* _Exercise requirements_
State how many lines contain "color", and write nothing except that count.

* _Provided information_

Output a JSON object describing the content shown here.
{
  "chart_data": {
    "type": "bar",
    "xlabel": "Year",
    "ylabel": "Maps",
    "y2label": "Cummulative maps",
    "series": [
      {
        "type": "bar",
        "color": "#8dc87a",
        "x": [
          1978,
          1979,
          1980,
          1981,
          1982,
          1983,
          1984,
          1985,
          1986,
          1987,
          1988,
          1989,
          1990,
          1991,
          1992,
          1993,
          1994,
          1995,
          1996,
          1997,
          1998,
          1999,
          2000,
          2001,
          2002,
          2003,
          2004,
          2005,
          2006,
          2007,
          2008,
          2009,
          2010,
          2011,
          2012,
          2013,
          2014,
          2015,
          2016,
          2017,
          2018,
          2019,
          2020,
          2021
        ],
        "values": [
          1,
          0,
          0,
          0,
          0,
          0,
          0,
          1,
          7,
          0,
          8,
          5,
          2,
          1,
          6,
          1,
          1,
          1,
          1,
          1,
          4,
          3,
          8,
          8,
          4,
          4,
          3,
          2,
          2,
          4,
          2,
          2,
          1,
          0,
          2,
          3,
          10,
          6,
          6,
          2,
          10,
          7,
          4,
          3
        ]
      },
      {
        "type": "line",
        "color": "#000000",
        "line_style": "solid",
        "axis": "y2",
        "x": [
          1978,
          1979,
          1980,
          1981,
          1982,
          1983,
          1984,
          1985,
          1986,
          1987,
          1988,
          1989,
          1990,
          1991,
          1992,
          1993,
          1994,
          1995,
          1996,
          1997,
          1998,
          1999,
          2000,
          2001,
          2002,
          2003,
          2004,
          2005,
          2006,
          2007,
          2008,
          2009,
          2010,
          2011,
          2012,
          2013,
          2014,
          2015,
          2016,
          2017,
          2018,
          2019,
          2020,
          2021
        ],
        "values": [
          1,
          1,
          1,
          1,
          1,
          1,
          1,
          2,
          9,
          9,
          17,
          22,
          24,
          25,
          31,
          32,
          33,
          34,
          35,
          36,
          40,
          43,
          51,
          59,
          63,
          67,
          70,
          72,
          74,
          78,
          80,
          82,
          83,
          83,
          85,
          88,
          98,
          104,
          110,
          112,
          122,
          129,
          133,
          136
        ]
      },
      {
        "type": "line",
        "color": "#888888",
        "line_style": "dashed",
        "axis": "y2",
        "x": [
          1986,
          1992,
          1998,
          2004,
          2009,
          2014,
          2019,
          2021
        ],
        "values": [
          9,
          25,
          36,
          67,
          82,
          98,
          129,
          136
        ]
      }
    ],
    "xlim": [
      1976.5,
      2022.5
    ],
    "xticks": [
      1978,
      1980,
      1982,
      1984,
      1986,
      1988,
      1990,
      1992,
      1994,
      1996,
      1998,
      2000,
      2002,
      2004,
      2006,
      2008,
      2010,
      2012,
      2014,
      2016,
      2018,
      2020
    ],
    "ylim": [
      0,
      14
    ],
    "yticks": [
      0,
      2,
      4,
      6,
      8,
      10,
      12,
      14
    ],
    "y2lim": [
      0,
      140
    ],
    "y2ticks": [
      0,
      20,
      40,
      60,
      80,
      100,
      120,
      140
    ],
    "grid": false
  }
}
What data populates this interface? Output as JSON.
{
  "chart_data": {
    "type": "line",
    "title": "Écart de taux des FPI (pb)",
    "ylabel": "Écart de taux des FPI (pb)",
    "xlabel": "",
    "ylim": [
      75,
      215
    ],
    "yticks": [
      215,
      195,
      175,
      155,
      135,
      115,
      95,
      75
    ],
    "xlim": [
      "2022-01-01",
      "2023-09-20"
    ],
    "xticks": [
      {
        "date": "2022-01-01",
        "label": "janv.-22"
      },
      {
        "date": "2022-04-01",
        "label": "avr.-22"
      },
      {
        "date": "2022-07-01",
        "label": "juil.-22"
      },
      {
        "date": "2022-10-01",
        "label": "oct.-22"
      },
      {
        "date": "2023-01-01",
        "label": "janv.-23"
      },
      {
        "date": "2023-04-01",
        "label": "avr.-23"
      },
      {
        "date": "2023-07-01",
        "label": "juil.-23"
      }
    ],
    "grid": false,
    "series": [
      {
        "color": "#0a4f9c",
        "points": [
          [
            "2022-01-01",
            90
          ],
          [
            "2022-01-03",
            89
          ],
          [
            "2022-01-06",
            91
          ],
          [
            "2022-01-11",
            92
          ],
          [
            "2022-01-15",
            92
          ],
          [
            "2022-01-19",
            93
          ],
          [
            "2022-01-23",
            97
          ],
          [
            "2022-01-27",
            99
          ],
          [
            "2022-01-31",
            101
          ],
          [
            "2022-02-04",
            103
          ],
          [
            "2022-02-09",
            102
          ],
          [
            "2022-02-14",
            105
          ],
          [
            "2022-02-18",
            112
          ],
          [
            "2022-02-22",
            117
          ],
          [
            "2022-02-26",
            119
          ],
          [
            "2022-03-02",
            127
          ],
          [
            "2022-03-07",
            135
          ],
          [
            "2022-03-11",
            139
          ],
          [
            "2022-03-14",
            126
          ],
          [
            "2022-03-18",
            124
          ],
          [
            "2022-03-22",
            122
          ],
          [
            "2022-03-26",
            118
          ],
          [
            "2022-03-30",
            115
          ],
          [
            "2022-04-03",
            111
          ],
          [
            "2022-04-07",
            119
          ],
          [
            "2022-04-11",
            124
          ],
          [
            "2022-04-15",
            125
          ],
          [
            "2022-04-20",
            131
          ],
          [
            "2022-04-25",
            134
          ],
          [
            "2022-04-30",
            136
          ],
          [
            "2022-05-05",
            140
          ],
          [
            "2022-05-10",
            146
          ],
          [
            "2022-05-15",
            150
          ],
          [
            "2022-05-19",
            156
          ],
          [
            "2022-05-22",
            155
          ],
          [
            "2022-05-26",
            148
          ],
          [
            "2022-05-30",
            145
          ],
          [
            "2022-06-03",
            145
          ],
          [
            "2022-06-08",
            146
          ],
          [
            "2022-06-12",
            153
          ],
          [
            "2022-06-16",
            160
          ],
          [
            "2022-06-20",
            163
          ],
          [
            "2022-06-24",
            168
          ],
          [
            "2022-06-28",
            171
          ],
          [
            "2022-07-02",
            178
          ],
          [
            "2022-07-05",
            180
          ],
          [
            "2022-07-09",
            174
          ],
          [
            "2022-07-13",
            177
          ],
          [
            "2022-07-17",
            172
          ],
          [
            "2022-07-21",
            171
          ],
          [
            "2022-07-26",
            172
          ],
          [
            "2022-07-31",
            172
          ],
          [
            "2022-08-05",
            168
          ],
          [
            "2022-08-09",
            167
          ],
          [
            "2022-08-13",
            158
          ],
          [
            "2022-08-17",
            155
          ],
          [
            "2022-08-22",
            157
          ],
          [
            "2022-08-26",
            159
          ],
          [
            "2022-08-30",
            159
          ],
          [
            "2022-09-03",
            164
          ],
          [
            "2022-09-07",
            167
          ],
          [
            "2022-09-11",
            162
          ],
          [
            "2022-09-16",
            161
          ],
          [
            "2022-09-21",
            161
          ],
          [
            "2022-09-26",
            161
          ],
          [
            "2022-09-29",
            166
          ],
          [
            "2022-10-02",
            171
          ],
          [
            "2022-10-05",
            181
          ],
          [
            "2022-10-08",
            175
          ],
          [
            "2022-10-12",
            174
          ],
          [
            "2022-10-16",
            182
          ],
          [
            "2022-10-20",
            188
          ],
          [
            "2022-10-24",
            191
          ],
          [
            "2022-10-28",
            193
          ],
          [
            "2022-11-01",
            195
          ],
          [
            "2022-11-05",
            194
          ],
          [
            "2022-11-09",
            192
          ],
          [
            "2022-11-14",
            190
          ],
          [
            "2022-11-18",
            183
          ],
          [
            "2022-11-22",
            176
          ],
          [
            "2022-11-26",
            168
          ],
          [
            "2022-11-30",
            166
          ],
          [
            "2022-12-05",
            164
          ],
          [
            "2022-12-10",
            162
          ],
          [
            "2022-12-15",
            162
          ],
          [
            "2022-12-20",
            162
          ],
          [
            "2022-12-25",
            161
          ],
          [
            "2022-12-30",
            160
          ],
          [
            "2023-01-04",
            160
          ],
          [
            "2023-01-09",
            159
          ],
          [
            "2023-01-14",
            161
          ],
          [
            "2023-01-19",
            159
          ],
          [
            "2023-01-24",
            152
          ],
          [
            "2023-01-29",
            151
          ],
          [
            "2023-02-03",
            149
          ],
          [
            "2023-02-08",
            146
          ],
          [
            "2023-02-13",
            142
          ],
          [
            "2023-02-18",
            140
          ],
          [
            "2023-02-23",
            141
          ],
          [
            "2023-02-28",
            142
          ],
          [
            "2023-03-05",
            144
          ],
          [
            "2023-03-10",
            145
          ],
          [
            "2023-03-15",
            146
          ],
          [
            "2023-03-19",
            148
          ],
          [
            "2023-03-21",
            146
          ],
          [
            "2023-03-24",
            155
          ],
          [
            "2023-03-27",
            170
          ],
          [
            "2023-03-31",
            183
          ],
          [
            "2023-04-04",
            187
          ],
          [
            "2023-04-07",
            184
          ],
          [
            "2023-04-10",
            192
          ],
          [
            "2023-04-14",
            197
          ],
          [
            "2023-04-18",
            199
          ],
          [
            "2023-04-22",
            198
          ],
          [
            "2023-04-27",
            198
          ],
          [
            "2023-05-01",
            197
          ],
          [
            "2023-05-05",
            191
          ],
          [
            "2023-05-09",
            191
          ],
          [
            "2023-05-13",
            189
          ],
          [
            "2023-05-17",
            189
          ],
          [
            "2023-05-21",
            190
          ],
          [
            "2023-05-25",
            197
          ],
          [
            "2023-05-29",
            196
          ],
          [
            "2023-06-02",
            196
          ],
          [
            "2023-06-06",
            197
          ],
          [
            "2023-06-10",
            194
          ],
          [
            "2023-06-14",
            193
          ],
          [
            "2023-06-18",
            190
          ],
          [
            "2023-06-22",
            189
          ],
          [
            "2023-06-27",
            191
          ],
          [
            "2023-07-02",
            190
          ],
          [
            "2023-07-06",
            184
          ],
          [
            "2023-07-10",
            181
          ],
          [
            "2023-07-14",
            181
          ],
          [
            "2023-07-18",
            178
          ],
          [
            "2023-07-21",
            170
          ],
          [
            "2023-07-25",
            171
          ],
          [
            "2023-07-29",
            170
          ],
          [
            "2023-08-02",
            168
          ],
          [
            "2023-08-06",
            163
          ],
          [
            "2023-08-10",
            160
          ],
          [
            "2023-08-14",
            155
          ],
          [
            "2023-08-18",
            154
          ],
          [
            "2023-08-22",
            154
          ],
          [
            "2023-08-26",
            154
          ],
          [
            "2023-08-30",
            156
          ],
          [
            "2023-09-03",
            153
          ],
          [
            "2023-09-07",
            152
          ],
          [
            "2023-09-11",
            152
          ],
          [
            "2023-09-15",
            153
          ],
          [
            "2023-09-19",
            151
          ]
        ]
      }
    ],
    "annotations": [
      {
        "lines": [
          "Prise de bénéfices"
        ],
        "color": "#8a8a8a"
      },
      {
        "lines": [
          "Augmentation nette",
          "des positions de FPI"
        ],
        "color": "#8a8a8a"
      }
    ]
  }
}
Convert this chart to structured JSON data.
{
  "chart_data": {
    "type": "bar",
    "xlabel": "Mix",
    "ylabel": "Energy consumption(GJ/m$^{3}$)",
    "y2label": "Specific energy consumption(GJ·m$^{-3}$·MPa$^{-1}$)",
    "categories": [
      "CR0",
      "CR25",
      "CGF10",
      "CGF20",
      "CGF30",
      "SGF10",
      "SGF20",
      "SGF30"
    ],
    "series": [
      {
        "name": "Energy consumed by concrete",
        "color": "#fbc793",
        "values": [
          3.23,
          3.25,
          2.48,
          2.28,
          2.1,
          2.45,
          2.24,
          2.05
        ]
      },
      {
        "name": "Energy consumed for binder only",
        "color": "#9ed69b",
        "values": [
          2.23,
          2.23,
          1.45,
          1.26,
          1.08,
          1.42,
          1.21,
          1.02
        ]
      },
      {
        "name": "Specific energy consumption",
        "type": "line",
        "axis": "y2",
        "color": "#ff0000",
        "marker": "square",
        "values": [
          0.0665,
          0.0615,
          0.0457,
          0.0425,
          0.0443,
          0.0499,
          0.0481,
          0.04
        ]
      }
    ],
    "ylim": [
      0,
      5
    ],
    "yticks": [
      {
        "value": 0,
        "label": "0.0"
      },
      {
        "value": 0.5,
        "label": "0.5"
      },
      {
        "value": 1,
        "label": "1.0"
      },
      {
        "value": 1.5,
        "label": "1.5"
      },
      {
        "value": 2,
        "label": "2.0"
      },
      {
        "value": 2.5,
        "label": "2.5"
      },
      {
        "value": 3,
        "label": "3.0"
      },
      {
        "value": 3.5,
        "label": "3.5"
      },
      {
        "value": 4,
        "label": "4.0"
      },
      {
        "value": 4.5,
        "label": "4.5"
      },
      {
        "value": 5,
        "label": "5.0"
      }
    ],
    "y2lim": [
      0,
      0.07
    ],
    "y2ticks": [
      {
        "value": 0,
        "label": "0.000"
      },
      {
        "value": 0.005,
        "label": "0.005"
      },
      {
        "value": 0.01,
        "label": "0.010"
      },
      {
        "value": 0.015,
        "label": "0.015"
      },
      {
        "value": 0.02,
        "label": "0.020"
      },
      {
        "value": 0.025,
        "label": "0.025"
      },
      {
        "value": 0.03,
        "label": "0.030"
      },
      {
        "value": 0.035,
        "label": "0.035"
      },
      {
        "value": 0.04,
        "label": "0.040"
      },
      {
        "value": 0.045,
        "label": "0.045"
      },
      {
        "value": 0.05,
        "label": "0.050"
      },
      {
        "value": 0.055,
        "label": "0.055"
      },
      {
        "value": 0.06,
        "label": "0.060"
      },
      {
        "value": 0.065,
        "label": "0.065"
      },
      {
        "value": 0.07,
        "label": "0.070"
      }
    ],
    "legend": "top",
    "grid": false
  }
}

* _Solution below_
9